Exercise goal: For the records below, say how many lines contain the string "председатель". Give the number only.

Dataset rows:
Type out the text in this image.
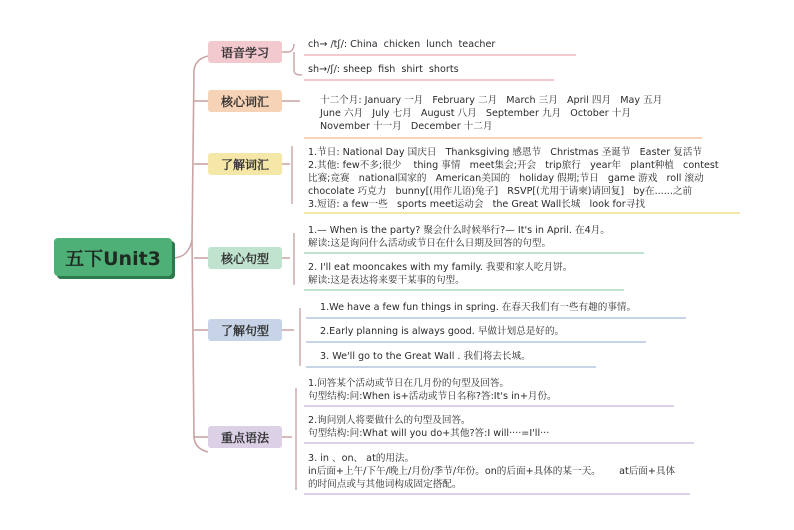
五下Unit3
语音学习
核心词汇
了解词汇
核心句型
了解句型
重点语法
ch→ /tʃ/: China  chicken  lunch  teacher
sh→/ʃ/: sheep  fish  shirt  shorts
十二个月: January 一月   February 二月   March 三月   April 四月   May 五月
June 六月   July 七月   August 八月   September 九月   October 十月
November 十一月   December 十二月
1.节日: National Day 国庆日   Thanksgiving 感恩节   Christmas 圣诞节   Easter 复活节
2.其他: few不多;很少    thing 事情   meet集会;开会   trip旅行   year年   plant种植   contest
比赛;竞赛   national国家的   American美国的   holiday 假期;节日   game 游戏   roll 滚动
chocolate 巧克力   bunny[(用作儿语)兔子]   RSVP[(尤用于请柬)请回复]   by在......之前
3.短语: a few一些   sports meet运动会   the Great Wall长城   look for寻找
1.— When is the party? 聚会什么时候举行?— It's in April. 在4月。
解读:这是询问什么活动或节日在什么日期及回答的句型。
2. I'll eat mooncakes with my family. 我要和家人吃月饼。
解读:这是表达将来要干某事的句型。
1.We have a few fun things in spring. 在春天我们有一些有趣的事情。
2.Early planning is always good. 早做计划总是好的。
3. We'll go to the Great Wall . 我们将去长城。
1.问答某个活动或节日在几月份的句型及回答。
句型结构:问:When is+活动或节日名称?答:It's in+月份。
2.询问别人将要做什么的句型及回答。
句型结构:问:What will you do+其他?答:I will····=I'll···
3. in 、on、 at的用法。
in后面+上午/下午/晚上/月份/季节/年份。on的后面+具体的某一天。      at后面+具体
的时间点或与其他词构成固定搭配。
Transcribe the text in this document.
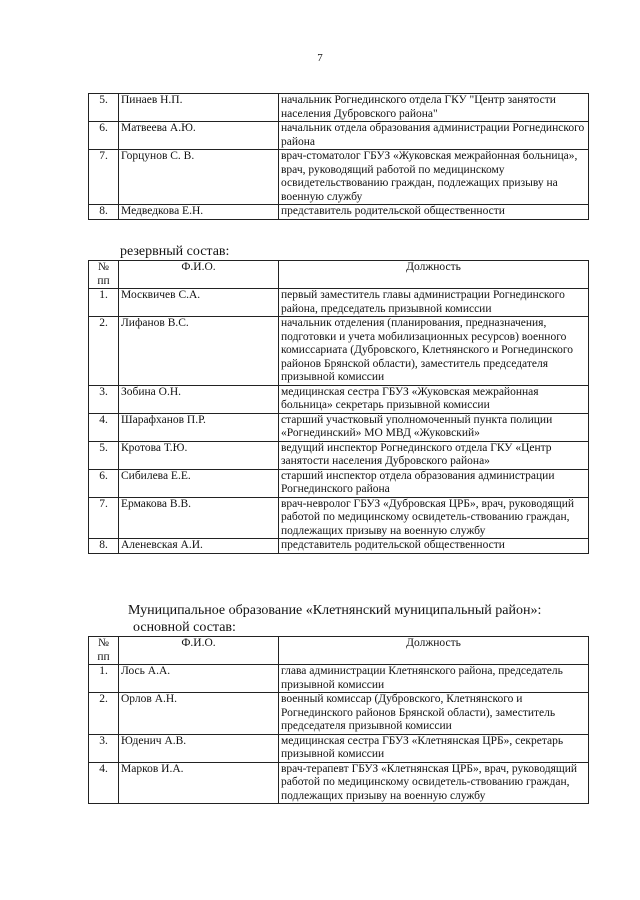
7
5.	Пинаев Н.П.	начальник Рогнединского отдела ГКУ "Центр занятости населения Дубровского района"
6.	Матвеева А.Ю.	начальник отдела образования администрации Рогнединского района
7.	Горцунов С. В.	врач-стоматолог ГБУЗ «Жуковская межрайонная больница», врач, руководящий работой по медицинскому освидетельствованию граждан, подлежащих призыву на военную службу
8.	Медведкова Е.Н.	представитель родительской общественности
резервный состав:
№ пп	Ф.И.О.	Должность
1.	Москвичев С.А.	первый заместитель главы администрации Рогнединского района, председатель призывной комиссии
2.	Лифанов В.С.	начальник отделения (планирования, предназначения, подготовки и учета мобилизационных ресурсов) военного комиссариата (Дубровского, Клетнянского и Рогнединского районов Брянской области), заместитель председателя призывной комиссии
3.	Зобина О.Н.	медицинская сестра ГБУЗ «Жуковская межрайонная больница» секретарь призывной комиссии
4.	Шарафханов П.Р.	старший участковый уполномоченный пункта полиции «Рогнединский» МО МВД «Жуковский»
5.	Кротова Т.Ю.	ведущий инспектор Рогнединского отдела ГКУ «Центр занятости населения Дубровского района»
6.	Сибилева Е.Е.	старший инспектор отдела образования администрации Рогнединского района
7.	Ермакова В.В.	врач-невролог ГБУЗ «Дубровская ЦРБ», врач, руководящий работой по медицинскому освидетель-ствованию граждан, подлежащих призыву на военную службу
8.	Аленевская А.И.	представитель родительской общественности
Муниципальное образование «Клетнянский муниципальный район»:
основной состав:
№ пп	Ф.И.О.	Должность
1.	Лось А.А.	глава администрации Клетнянского района, председатель призывной комиссии
2.	Орлов А.Н.	военный комиссар (Дубровского, Клетнянского и Рогнединского районов Брянской области), заместитель председателя призывной комиссии
3.	Юденич А.В.	медицинская сестра ГБУЗ «Клетнянская ЦРБ», секретарь призывной комиссии
4.	Марков И.А.	врач-терапевт ГБУЗ «Клетнянская ЦРБ», врач, руководящий работой по медицинскому освидетель-ствованию граждан, подлежащих призыву на военную службу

Task solution: 2